*EXERCISE DESCRIPTION*
Take the line containing "OCR this image." and all lines after it, through the end of the material, and repeat them exactly, pictures left out.

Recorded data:

----------

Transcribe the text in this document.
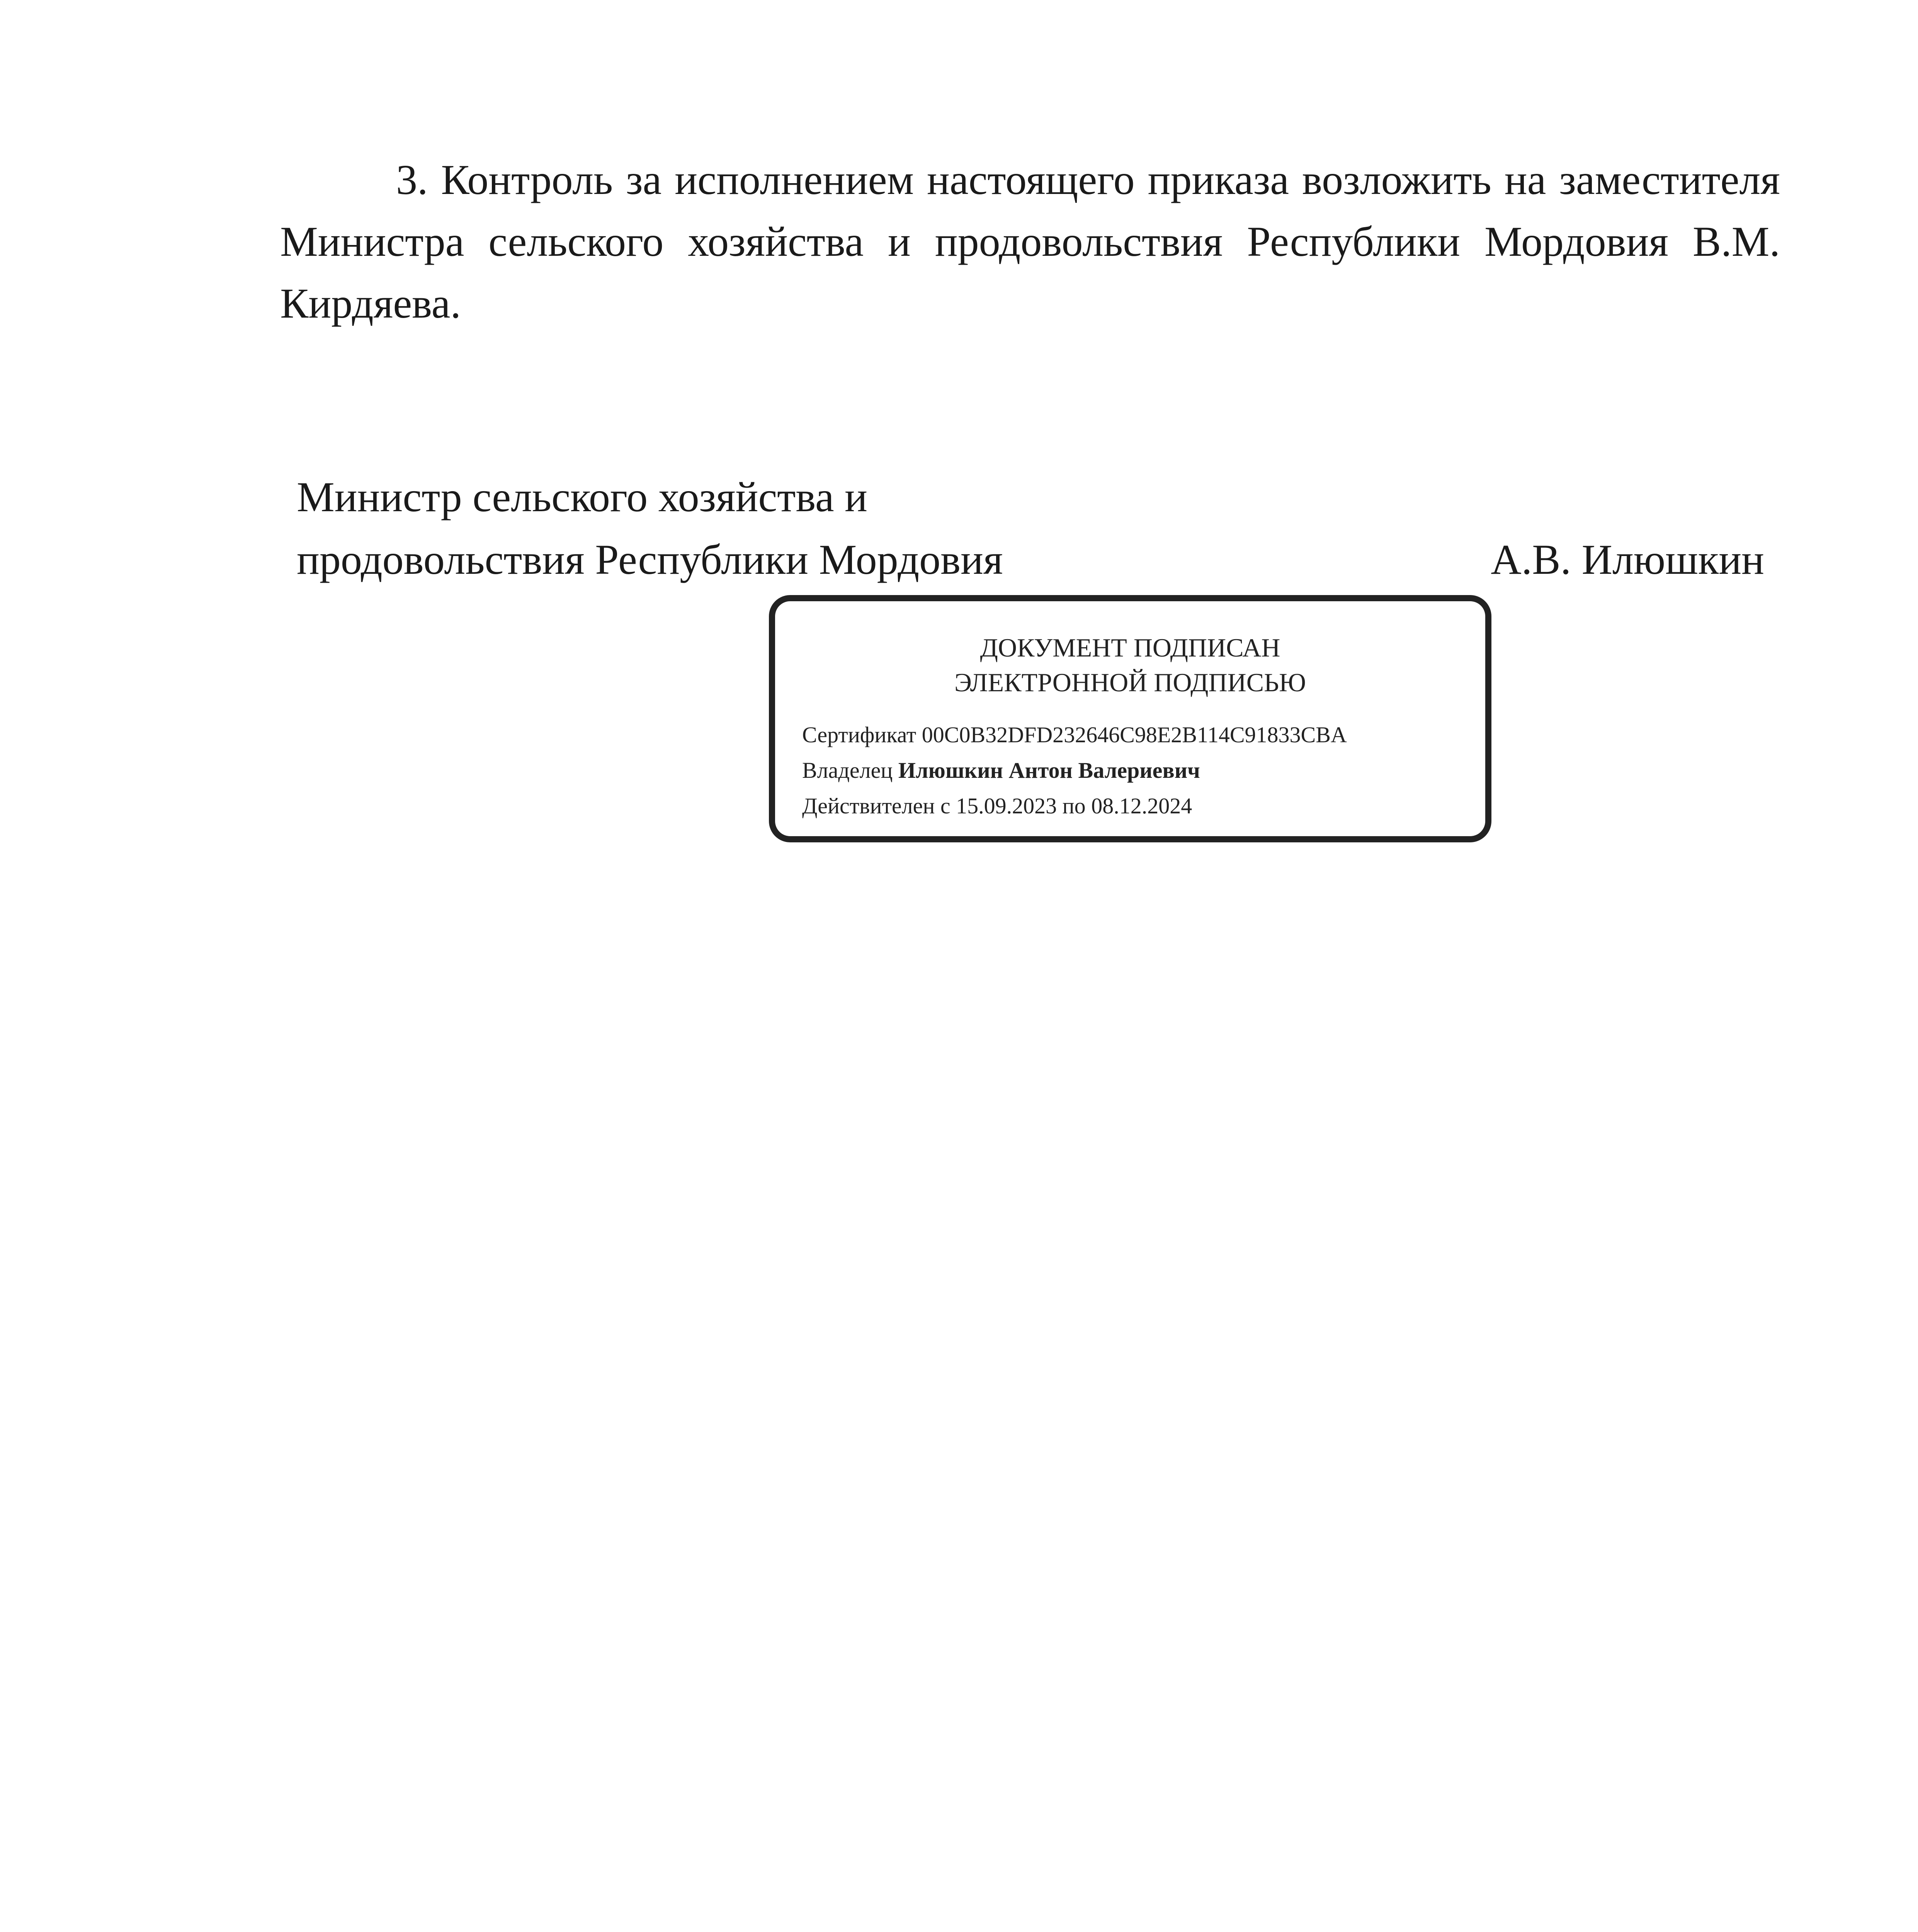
3. Контроль за исполнением настоящего приказа возложить на заместителя Министра сельского хозяйства и продовольствия Республики Мордовия В.М. Кирдяева.

Министр сельского хозяйства и
продовольствия Республики Мордовия	А.В. Илюшкин
ДОКУМЕНТ ПОДПИСАН
ЭЛЕКТРОННОЙ ПОДПИСЬЮ
Сертификат 00C0B32DFD232646C98E2B114C91833CBA
Владелец Илюшкин Антон Валериевич
Действителен с 15.09.2023 по 08.12.2024
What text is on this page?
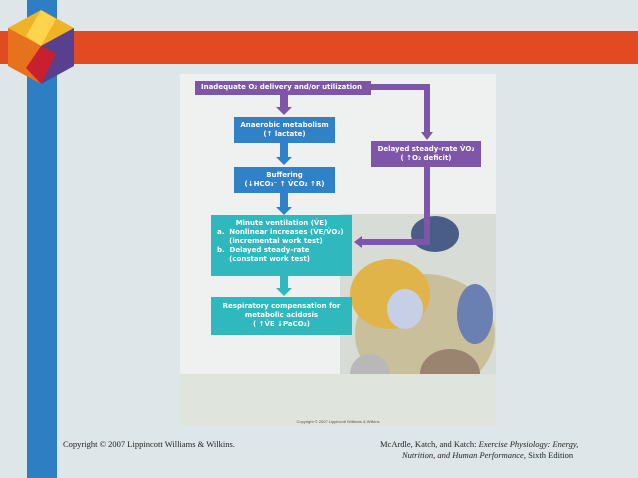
Inadequate O₂ delivery and/or utilization
Anaerobic metabolism
(↑ lactate)
Buffering
(↓HCO₃⁻ ↑ V̇CO₂ ↑R)
Delayed steady-rate V̇O₂
( ↑O₂ deficit)
Minute ventilation (V̇E)
a.  Nonlinear increases (V̇E/V̇O₂)
(incremental work test)
b.  Delayed steady-rate
(constant work test)
Respiratory compensation for
metabolic acidosis
( ↑V̇E ↓PaCO₂)
Copyright © 2007 Lippincott Williams & Wilkins
Copyright © 2007 Lippincott Williams & Wilkins.	McArdle, Katch, and Katch: Exercise Physiology: Energy,
Nutrition, and Human Performance, Sixth Edition
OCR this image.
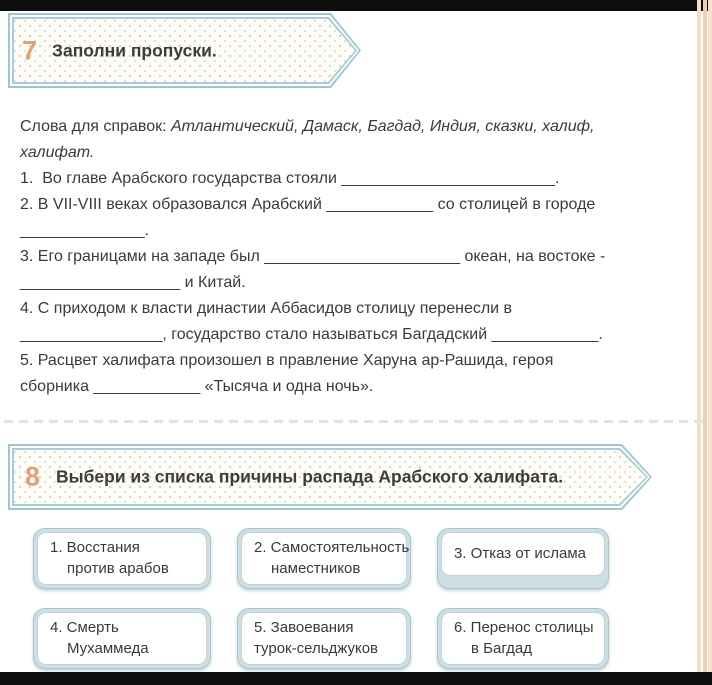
7 Заполни пропуски.
Слова для справок: Атлантический, Дамаск, Багдад, Индия, сказки, халиф,
халифат.
1.  Во главе Арабского государства стояли ________________________.
2. В VII-VIII веках образовался Арабский ____________ со столицей в городе
______________.
3. Его границами на западе был ______________________ океан, на востоке -
__________________ и Китай.
4. С приходом к власти династии Аббасидов столицу перенесли в
________________, государство стало называться Багдадский ____________.
5. Расцвет халифата произошел в правление Харуна ар-Рашида, героя
сборника ____________ «Тысяча и одна ночь».
8 Выбери из списка причины распада Арабского халифата.
1. Восстания
против арабов
2. Самостоятельность
наместников
3. Отказ от ислама
4. Смерть
Мухаммеда
5. Завоевания
турок-сельджуков
6. Перенос столицы
в Багдад
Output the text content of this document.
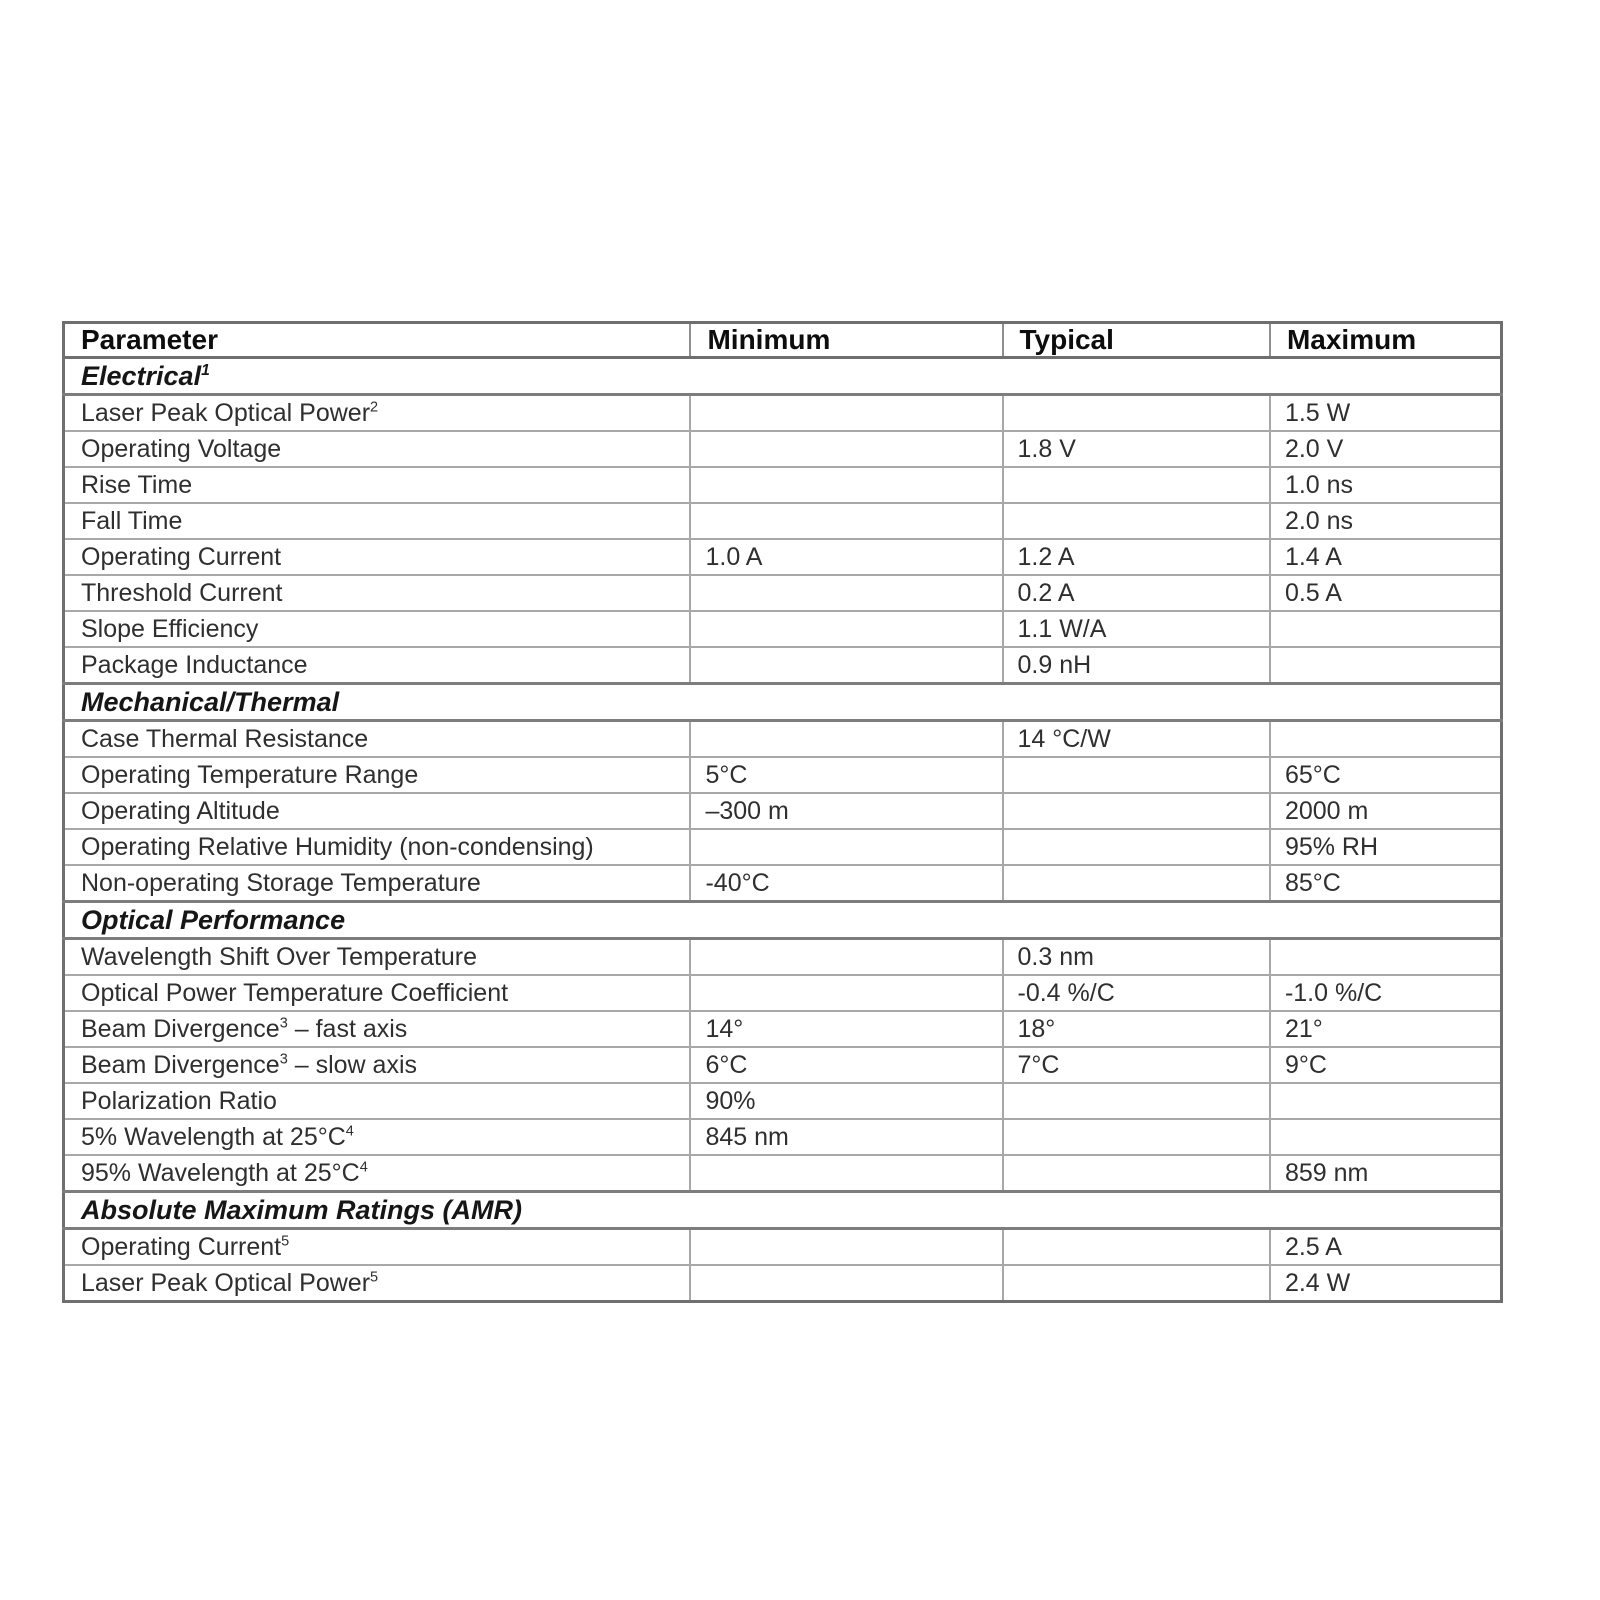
Parameter	Minimum	Typical	Maximum
Electrical$^1$
Laser Peak Optical Power$^2$			1.5 W
Operating Voltage		1.8 V	2.0 V
Rise Time			1.0 ns
Fall Time			2.0 ns
Operating Current	1.0 A	1.2 A	1.4 A
Threshold Current		0.2 A	0.5 A
Slope Efficiency		1.1 W/A	
Package Inductance		0.9 nH	
Mechanical/Thermal			
Case Thermal Resistance		14 °C/W	
Operating Temperature Range	5°C		65°C
Operating Altitude	–300 m		2000 m
Operating Relative Humidity (non-condensing)			95% RH
Non-operating Storage Temperature	-40°C		85°C
Optical Performance			
Wavelength Shift Over Temperature		0.3 nm	
Optical Power Temperature Coefficient		-0.4 %/C	-1.0 %/C
Beam Divergence$^3$ – fast axis	14°	18°	21°
Beam Divergence$^3$ – slow axis	6°C	7°C	9°C
Polarization Ratio	90%		
5% Wavelength at $25^\circ C^4$	845 nm		
95% Wavelength at $25^\circ C^4$			859 nm
Absolute Maximum Ratings (AMR)			
Operating Current$^5$			2.5 A
Laser Peak Optical Power$^5$			2.4 W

----------

*EXERCISE RESPONSE*
OCR this image.
7 Заполни пропуски.
Слова для справок: Атлантический, Дамаск, Багдад, Индия, сказки, халиф,
халифат.
1.  Во главе Арабского государства стояли ________________________.
2. В VII-VIII веках образовался Арабский ____________ со столицей в городе
______________.
3. Его границами на западе был ______________________ океан, на востоке -
__________________ и Китай.
4. С приходом к власти династии Аббасидов столицу перенесли в
________________, государство стало называться Багдадский ____________.
5. Расцвет халифата произошел в правление Харуна ар-Рашида, героя
сборника ____________ «Тысяча и одна ночь».
8 Выбери из списка причины распада Арабского халифата.
1. Восстания
против арабов
2. Самостоятельность
наместников
3. Отказ от ислама
4. Смерть
Мухаммеда
5. Завоевания
турок-сельджуков
6. Перенос столицы
в Багдад
Output the text content of this document.
Parameter	Minimum	Typical	Maximum
Electrical$^1$
Laser Peak Optical Power$^2$			1.5 W
Operating Voltage		1.8 V	2.0 V
Rise Time			1.0 ns
Fall Time			2.0 ns
Operating Current	1.0 A	1.2 A	1.4 A
Threshold Current		0.2 A	0.5 A
Slope Efficiency		1.1 W/A	
Package Inductance		0.9 nH	
Mechanical/Thermal			
Case Thermal Resistance		14 °C/W	
Operating Temperature Range	5°C		65°C
Operating Altitude	–300 m		2000 m
Operating Relative Humidity (non-condensing)			95% RH
Non-operating Storage Temperature	-40°C		85°C
Optical Performance			
Wavelength Shift Over Temperature		0.3 nm	
Optical Power Temperature Coefficient		-0.4 %/C	-1.0 %/C
Beam Divergence$^3$ – fast axis	14°	18°	21°
Beam Divergence$^3$ – slow axis	6°C	7°C	9°C
Polarization Ratio	90%		
5% Wavelength at $25^\circ C^4$	845 nm		
95% Wavelength at $25^\circ C^4$			859 nm
Absolute Maximum Ratings (AMR)			
Operating Current$^5$			2.5 A
Laser Peak Optical Power$^5$			2.4 W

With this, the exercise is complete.